STATED TASK: Repeat the entire listing exactly as written.

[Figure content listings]
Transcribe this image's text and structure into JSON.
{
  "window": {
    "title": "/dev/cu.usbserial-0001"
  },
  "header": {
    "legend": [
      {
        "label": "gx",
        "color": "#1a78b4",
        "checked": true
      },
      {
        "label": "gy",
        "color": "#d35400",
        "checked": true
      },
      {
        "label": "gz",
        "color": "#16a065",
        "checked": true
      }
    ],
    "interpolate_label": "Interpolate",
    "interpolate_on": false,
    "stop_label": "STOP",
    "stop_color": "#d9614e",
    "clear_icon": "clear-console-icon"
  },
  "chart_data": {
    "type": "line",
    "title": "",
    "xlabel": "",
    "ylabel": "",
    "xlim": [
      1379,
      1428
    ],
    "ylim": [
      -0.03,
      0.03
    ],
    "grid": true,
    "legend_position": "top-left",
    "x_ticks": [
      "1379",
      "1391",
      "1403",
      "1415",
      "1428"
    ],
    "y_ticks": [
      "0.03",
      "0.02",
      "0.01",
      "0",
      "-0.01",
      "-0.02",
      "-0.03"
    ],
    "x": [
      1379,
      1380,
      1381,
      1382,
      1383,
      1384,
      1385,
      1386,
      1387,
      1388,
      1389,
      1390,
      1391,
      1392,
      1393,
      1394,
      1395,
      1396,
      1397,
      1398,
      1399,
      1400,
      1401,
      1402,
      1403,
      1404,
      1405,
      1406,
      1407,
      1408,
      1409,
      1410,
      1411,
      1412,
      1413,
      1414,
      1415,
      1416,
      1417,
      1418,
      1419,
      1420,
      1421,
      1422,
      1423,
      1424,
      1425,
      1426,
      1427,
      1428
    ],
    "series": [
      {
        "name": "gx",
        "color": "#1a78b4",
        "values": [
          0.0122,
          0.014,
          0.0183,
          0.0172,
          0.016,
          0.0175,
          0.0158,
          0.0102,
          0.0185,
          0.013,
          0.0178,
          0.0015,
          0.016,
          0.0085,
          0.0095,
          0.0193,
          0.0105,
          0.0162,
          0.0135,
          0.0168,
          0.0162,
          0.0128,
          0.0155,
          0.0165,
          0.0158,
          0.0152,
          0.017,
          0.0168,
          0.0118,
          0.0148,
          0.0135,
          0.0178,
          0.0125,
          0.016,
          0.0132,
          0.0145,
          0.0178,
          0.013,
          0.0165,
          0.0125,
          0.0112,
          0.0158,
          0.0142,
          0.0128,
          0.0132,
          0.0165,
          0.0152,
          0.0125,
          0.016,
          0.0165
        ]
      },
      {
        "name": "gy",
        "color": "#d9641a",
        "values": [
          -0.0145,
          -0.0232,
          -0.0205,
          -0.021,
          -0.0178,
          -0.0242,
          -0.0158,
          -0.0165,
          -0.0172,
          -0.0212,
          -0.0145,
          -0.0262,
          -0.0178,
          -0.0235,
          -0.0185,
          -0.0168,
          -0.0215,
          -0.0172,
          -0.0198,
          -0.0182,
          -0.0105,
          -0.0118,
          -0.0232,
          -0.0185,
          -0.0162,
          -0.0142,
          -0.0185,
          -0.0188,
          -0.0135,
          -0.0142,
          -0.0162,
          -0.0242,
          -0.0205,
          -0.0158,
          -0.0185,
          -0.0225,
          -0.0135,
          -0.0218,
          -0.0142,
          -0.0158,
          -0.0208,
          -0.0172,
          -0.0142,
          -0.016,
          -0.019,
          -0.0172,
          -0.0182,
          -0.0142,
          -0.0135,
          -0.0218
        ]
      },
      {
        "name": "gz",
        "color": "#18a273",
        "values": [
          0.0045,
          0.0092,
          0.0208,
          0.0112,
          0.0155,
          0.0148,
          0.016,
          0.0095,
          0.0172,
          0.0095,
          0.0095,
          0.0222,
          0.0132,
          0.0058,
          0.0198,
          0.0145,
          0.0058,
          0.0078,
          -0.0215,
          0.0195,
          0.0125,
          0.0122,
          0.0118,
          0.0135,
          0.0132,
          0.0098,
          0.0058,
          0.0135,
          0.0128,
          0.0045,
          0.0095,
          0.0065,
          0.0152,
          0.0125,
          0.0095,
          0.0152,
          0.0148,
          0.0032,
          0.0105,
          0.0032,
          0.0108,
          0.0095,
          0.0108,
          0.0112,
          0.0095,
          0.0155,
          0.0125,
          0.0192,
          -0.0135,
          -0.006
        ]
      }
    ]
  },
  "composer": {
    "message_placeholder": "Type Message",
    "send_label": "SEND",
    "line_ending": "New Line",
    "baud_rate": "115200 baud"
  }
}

SOLUTION TO THE PROBLEM:
Transcribe this image's text and structure into JSON.
{
  "window": {
    "title": "/dev/cu.usbserial-0001"
  },
  "header": {
    "legend": [
      {
        "label": "gx",
        "color": "#1a78b4",
        "checked": true
      },
      {
        "label": "gy",
        "color": "#d35400",
        "checked": true
      },
      {
        "label": "gz",
        "color": "#16a065",
        "checked": true
      }
    ],
    "interpolate_label": "Interpolate",
    "interpolate_on": false,
    "stop_label": "STOP",
    "stop_color": "#d9614e",
    "clear_icon": "clear-console-icon"
  },
  "chart_data": {
    "type": "line",
    "title": "",
    "xlabel": "",
    "ylabel": "",
    "xlim": [
      1379,
      1428
    ],
    "ylim": [
      -0.03,
      0.03
    ],
    "grid": true,
    "legend_position": "top-left",
    "x_ticks": [
      "1379",
      "1391",
      "1403",
      "1415",
      "1428"
    ],
    "y_ticks": [
      "0.03",
      "0.02",
      "0.01",
      "0",
      "-0.01",
      "-0.02",
      "-0.03"
    ],
    "x": [
      1379,
      1380,
      1381,
      1382,
      1383,
      1384,
      1385,
      1386,
      1387,
      1388,
      1389,
      1390,
      1391,
      1392,
      1393,
      1394,
      1395,
      1396,
      1397,
      1398,
      1399,
      1400,
      1401,
      1402,
      1403,
      1404,
      1405,
      1406,
      1407,
      1408,
      1409,
      1410,
      1411,
      1412,
      1413,
      1414,
      1415,
      1416,
      1417,
      1418,
      1419,
      1420,
      1421,
      1422,
      1423,
      1424,
      1425,
      1426,
      1427,
      1428
    ],
    "series": [
      {
        "name": "gx",
        "color": "#1a78b4",
        "values": [
          0.0122,
          0.014,
          0.0183,
          0.0172,
          0.016,
          0.0175,
          0.0158,
          0.0102,
          0.0185,
          0.013,
          0.0178,
          0.0015,
          0.016,
          0.0085,
          0.0095,
          0.0193,
          0.0105,
          0.0162,
          0.0135,
          0.0168,
          0.0162,
          0.0128,
          0.0155,
          0.0165,
          0.0158,
          0.0152,
          0.017,
          0.0168,
          0.0118,
          0.0148,
          0.0135,
          0.0178,
          0.0125,
          0.016,
          0.0132,
          0.0145,
          0.0178,
          0.013,
          0.0165,
          0.0125,
          0.0112,
          0.0158,
          0.0142,
          0.0128,
          0.0132,
          0.0165,
          0.0152,
          0.0125,
          0.016,
          0.0165
        ]
      },
      {
        "name": "gy",
        "color": "#d9641a",
        "values": [
          -0.0145,
          -0.0232,
          -0.0205,
          -0.021,
          -0.0178,
          -0.0242,
          -0.0158,
          -0.0165,
          -0.0172,
          -0.0212,
          -0.0145,
          -0.0262,
          -0.0178,
          -0.0235,
          -0.0185,
          -0.0168,
          -0.0215,
          -0.0172,
          -0.0198,
          -0.0182,
          -0.0105,
          -0.0118,
          -0.0232,
          -0.0185,
          -0.0162,
          -0.0142,
          -0.0185,
          -0.0188,
          -0.0135,
          -0.0142,
          -0.0162,
          -0.0242,
          -0.0205,
          -0.0158,
          -0.0185,
          -0.0225,
          -0.0135,
          -0.0218,
          -0.0142,
          -0.0158,
          -0.0208,
          -0.0172,
          -0.0142,
          -0.016,
          -0.019,
          -0.0172,
          -0.0182,
          -0.0142,
          -0.0135,
          -0.0218
        ]
      },
      {
        "name": "gz",
        "color": "#18a273",
        "values": [
          0.0045,
          0.0092,
          0.0208,
          0.0112,
          0.0155,
          0.0148,
          0.016,
          0.0095,
          0.0172,
          0.0095,
          0.0095,
          0.0222,
          0.0132,
          0.0058,
          0.0198,
          0.0145,
          0.0058,
          0.0078,
          -0.0215,
          0.0195,
          0.0125,
          0.0122,
          0.0118,
          0.0135,
          0.0132,
          0.0098,
          0.0058,
          0.0135,
          0.0128,
          0.0045,
          0.0095,
          0.0065,
          0.0152,
          0.0125,
          0.0095,
          0.0152,
          0.0148,
          0.0032,
          0.0105,
          0.0032,
          0.0108,
          0.0095,
          0.0108,
          0.0112,
          0.0095,
          0.0155,
          0.0125,
          0.0192,
          -0.0135,
          -0.006
        ]
      }
    ]
  },
  "composer": {
    "message_placeholder": "Type Message",
    "send_label": "SEND",
    "line_ending": "New Line",
    "baud_rate": "115200 baud"
  }
}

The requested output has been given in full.